# YOUR TASK
Work out how many lines include "Positives" and answer with that number only.

# INFORMATION GIVEN
○ ○ ○ ○ ○

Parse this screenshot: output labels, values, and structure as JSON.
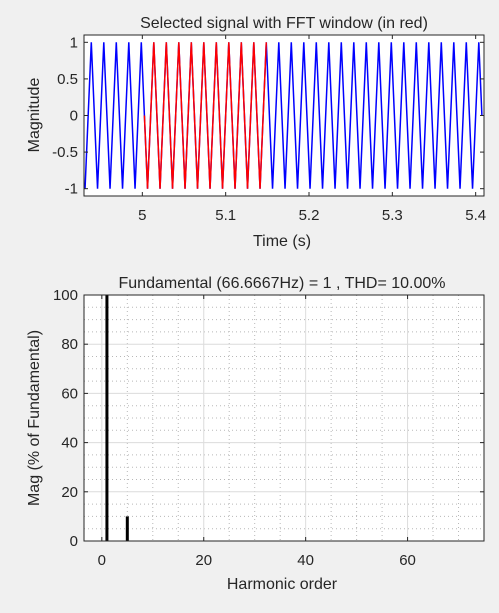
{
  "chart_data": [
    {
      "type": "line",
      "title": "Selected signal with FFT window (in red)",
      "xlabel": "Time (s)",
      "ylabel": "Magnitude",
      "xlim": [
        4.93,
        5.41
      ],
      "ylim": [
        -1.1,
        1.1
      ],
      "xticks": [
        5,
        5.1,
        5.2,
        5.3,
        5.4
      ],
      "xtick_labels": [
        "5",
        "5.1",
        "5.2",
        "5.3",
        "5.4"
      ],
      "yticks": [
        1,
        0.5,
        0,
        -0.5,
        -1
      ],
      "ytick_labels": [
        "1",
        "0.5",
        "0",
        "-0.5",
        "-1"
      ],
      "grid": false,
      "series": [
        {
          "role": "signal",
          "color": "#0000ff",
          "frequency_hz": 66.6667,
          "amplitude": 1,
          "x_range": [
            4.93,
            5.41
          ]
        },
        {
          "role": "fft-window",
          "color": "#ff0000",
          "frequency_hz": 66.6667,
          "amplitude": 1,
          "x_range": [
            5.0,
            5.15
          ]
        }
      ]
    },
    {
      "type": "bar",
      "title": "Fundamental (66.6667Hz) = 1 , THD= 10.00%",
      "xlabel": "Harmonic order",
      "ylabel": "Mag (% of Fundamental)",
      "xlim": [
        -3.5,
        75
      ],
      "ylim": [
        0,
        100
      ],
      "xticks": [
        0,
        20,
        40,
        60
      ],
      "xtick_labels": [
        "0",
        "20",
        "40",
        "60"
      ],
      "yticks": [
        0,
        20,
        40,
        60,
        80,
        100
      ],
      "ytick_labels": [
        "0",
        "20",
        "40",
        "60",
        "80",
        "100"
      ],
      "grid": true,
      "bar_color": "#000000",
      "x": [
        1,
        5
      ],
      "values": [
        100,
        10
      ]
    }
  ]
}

○ ○ ○ ○ ○

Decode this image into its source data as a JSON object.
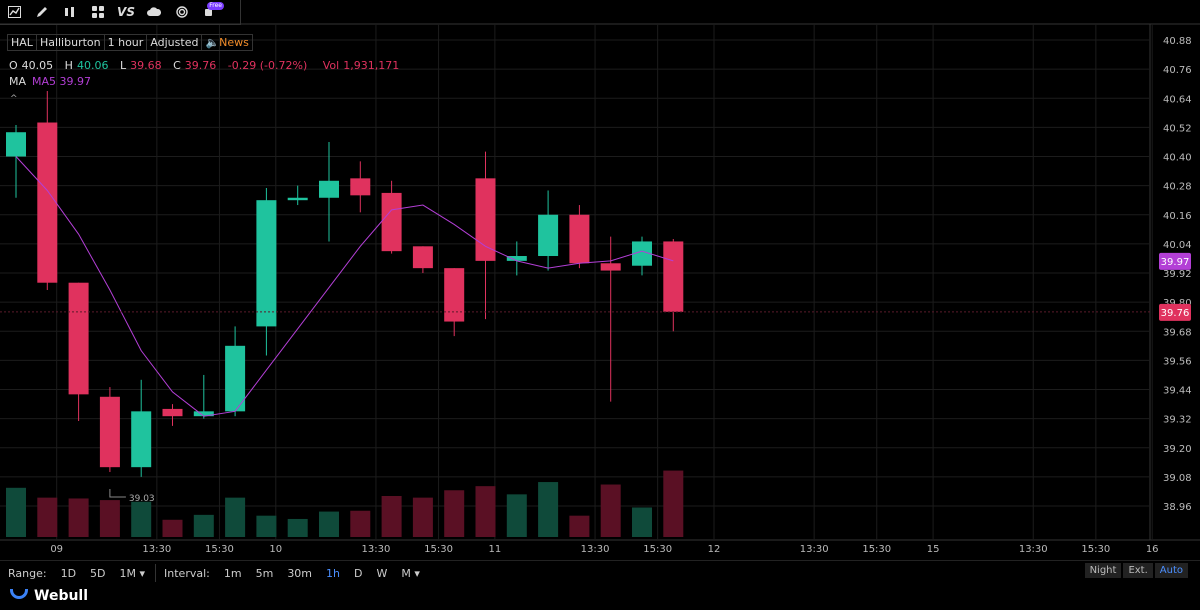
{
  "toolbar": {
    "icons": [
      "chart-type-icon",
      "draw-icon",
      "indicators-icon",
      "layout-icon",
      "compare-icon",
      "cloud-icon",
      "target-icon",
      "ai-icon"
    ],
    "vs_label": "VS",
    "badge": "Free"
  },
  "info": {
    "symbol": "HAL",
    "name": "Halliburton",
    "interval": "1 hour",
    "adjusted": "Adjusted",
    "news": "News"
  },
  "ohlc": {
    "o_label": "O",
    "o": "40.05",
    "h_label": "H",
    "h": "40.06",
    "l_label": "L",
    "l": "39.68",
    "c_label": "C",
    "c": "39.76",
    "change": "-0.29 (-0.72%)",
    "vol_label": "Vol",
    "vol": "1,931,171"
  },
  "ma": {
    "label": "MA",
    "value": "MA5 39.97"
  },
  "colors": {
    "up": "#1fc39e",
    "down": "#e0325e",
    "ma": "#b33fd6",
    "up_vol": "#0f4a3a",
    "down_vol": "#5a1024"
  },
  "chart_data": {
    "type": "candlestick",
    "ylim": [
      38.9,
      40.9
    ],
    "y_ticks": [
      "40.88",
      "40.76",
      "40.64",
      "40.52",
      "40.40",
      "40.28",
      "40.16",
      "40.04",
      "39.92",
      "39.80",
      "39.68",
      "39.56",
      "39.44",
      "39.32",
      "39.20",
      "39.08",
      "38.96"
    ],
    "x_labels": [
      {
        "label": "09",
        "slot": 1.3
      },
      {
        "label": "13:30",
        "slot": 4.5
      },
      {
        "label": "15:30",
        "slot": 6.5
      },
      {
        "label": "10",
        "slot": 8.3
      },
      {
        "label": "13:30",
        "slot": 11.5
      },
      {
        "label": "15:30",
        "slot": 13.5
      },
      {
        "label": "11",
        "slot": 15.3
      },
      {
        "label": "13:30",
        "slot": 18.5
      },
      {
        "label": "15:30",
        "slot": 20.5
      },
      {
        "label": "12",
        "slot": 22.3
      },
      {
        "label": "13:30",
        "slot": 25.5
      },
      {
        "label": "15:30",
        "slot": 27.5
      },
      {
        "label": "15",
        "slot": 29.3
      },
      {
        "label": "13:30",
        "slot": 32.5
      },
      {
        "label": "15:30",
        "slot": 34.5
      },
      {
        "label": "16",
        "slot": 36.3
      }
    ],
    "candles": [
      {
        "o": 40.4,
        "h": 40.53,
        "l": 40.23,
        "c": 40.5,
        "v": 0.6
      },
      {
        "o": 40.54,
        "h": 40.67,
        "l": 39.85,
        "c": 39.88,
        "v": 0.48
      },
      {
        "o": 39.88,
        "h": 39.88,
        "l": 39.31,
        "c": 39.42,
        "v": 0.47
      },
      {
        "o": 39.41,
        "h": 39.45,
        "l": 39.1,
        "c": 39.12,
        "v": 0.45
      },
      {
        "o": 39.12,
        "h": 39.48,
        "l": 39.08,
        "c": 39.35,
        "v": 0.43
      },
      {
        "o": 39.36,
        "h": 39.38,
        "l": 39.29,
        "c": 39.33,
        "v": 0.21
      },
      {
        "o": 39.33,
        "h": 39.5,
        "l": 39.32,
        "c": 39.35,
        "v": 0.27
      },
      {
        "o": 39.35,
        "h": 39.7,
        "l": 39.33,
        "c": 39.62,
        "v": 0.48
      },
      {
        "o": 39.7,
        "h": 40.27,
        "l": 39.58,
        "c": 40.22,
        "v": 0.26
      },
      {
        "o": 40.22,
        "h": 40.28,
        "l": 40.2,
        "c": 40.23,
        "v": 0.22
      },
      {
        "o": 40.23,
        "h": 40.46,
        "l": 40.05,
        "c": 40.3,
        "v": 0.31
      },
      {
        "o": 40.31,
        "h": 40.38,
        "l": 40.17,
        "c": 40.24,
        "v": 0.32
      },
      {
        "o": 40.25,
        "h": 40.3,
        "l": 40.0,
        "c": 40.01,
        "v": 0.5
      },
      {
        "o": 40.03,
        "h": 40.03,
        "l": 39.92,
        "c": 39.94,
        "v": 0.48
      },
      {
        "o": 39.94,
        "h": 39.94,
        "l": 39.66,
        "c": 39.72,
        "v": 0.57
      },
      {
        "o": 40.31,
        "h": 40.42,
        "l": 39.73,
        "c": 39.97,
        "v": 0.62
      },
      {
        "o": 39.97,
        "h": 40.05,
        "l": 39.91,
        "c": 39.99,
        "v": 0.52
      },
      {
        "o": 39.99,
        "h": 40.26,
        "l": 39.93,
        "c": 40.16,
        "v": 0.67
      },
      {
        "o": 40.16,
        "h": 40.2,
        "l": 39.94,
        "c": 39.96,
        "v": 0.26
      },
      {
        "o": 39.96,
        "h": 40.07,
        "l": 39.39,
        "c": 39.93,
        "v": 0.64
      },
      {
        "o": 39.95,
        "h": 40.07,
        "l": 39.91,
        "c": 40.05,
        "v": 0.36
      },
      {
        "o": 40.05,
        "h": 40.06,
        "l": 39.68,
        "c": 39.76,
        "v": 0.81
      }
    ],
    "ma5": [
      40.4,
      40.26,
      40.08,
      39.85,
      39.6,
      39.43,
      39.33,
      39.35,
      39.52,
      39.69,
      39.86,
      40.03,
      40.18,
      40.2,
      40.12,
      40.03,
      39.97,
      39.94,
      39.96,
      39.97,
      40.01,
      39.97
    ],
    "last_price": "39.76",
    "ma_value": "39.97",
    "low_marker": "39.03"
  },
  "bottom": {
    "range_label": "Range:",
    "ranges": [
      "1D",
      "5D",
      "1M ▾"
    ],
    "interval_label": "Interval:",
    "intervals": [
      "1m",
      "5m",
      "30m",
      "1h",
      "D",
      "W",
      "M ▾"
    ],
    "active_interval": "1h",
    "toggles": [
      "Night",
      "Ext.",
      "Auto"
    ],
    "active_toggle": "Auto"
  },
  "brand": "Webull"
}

○ ○ ○ ○ ○

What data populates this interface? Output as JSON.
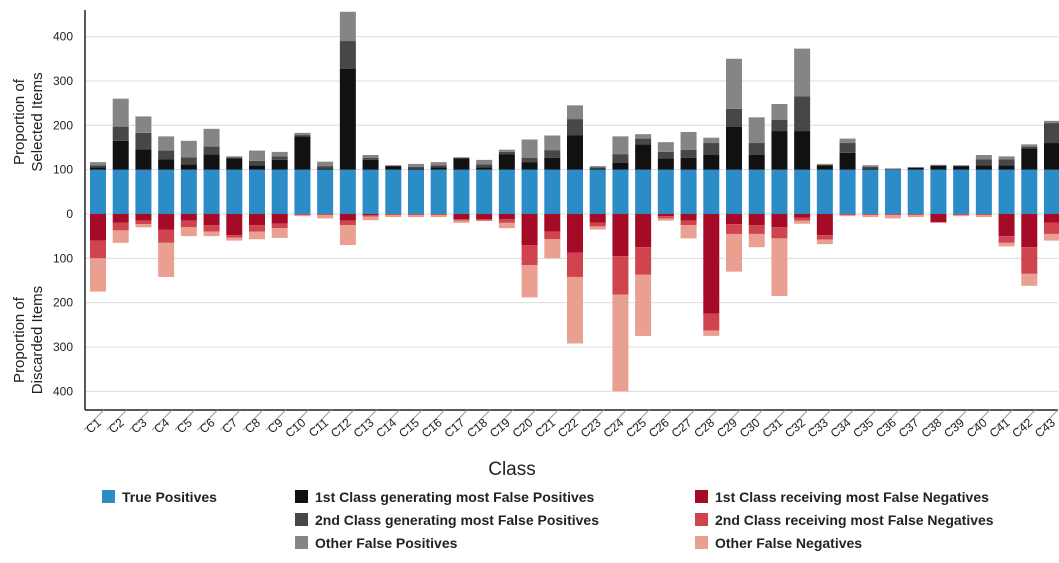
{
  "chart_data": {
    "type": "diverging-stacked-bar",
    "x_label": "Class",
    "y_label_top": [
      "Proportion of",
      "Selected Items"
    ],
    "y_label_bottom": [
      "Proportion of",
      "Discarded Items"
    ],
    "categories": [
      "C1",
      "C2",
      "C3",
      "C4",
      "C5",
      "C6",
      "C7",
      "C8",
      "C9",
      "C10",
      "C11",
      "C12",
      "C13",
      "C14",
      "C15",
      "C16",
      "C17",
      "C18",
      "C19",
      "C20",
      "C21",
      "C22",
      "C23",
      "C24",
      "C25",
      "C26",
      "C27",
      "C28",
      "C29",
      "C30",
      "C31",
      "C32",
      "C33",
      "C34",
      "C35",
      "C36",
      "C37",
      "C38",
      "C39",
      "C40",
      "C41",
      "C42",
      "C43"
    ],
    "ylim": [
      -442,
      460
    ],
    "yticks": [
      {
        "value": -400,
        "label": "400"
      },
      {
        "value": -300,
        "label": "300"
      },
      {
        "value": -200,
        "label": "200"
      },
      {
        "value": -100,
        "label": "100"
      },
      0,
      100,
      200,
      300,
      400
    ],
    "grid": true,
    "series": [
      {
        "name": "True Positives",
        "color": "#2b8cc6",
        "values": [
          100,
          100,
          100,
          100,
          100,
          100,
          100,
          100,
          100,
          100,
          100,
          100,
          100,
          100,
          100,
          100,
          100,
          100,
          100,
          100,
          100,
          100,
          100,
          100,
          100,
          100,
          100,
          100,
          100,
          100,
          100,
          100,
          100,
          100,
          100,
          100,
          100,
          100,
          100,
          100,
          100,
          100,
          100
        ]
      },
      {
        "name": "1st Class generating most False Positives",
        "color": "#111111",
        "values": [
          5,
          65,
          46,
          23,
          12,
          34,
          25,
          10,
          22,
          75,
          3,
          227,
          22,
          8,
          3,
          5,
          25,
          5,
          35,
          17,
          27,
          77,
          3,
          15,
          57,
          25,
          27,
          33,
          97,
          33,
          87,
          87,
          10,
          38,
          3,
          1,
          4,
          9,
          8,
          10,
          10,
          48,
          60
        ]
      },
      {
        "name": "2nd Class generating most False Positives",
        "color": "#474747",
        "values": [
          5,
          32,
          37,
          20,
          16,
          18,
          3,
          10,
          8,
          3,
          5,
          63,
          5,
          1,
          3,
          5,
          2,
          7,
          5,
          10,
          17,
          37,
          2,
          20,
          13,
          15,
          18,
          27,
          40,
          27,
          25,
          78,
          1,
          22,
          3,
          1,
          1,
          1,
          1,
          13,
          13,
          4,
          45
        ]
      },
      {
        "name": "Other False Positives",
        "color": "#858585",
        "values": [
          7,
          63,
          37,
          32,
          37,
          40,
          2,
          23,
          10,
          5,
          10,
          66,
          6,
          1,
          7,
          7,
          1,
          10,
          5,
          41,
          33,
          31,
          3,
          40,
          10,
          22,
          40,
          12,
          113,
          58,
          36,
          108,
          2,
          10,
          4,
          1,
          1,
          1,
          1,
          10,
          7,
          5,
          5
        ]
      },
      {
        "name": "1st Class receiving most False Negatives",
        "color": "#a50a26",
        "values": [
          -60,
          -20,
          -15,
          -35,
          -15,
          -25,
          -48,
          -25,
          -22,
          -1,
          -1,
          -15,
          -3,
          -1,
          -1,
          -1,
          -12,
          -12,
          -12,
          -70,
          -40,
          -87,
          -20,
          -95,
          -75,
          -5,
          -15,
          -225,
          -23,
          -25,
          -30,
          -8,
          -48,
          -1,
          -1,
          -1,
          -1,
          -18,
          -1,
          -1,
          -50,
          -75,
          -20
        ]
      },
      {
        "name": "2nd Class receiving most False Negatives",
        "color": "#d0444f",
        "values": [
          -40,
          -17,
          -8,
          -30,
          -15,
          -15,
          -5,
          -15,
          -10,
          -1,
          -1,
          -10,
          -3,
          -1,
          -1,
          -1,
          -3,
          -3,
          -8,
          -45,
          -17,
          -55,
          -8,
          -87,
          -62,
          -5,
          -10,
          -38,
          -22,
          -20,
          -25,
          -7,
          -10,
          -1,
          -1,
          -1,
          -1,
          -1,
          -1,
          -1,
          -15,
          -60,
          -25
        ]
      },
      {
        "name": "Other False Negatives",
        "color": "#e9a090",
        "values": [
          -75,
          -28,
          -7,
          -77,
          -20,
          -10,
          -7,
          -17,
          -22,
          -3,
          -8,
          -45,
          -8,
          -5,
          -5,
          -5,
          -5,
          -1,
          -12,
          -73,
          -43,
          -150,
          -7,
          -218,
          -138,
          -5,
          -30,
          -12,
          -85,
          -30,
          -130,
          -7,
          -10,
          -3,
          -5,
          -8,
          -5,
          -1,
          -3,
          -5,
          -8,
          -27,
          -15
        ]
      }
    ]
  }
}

○ ○ ○ ○ ○

# SOLVED PROBLEM
4